:: Material for the task ::

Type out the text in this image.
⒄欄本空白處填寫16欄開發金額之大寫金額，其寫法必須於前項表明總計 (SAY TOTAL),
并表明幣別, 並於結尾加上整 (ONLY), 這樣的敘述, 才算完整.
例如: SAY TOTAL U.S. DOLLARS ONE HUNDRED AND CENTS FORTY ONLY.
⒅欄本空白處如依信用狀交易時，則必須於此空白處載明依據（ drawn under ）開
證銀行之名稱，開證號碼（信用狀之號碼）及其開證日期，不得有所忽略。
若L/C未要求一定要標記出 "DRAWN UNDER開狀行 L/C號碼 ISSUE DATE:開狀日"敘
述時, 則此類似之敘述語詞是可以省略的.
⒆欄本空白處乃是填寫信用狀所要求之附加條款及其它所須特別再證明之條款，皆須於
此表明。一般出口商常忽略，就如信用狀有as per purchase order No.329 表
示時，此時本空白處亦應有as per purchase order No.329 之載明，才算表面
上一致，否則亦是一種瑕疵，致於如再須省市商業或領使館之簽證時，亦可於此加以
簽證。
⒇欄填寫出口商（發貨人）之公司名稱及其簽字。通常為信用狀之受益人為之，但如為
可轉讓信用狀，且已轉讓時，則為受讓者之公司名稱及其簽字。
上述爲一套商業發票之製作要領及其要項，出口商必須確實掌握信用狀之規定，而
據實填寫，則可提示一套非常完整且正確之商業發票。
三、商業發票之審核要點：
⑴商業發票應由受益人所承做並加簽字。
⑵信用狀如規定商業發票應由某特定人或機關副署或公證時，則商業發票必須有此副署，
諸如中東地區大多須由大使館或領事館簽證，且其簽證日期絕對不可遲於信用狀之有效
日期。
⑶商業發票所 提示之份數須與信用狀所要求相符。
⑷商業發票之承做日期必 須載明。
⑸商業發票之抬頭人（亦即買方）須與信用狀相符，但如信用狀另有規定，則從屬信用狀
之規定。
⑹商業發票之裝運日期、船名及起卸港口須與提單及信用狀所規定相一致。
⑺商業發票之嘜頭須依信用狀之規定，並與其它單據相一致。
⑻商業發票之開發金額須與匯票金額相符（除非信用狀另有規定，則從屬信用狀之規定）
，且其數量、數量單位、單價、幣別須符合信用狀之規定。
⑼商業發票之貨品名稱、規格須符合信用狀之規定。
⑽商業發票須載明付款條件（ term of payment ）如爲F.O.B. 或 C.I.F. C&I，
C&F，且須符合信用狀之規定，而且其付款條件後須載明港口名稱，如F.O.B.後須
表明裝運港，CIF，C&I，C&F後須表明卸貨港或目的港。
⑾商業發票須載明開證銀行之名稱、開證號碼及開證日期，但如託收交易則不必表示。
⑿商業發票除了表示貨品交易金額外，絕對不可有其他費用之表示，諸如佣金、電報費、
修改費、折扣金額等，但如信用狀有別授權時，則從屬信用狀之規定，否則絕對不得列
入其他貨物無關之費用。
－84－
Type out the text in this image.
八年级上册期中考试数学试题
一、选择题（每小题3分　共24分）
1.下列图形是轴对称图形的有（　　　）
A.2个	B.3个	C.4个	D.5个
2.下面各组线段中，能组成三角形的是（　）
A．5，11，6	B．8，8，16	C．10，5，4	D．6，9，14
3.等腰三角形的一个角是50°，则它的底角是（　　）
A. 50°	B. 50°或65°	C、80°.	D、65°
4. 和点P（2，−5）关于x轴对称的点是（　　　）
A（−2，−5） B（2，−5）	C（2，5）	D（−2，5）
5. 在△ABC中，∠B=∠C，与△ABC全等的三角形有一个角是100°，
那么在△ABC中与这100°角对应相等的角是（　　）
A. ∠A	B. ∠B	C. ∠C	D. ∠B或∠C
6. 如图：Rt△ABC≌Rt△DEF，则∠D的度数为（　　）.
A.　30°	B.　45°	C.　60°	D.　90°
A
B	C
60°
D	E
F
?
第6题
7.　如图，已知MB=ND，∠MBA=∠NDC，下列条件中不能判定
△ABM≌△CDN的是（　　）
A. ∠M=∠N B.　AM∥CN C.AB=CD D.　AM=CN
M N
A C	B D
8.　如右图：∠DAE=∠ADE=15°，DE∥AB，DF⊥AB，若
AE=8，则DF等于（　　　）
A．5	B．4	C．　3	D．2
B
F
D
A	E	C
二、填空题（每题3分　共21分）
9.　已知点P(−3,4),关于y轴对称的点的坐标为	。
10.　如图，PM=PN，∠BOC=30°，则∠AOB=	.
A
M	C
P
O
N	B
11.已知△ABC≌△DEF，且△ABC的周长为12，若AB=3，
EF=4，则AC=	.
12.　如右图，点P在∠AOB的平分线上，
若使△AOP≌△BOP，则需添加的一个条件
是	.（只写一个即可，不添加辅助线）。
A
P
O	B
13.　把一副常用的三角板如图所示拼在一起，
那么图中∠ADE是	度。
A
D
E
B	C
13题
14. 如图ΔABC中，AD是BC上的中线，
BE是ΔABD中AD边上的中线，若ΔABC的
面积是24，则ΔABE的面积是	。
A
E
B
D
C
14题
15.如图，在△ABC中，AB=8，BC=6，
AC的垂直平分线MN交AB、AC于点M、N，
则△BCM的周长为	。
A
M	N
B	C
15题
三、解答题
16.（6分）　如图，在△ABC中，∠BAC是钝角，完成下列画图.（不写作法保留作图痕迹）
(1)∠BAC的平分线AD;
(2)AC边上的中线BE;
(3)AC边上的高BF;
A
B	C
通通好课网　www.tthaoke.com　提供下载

:: Work required ::
Single out each line of the records above with the string "TOTAL" in it, and copy it.

:: Task response ::
⒄欄本空白處填寫16欄開發金額之大寫金額，其寫法必須於前項表明總計 (SAY TOTAL),
例如: SAY TOTAL U.S. DOLLARS ONE HUNDRED AND CENTS FORTY ONLY.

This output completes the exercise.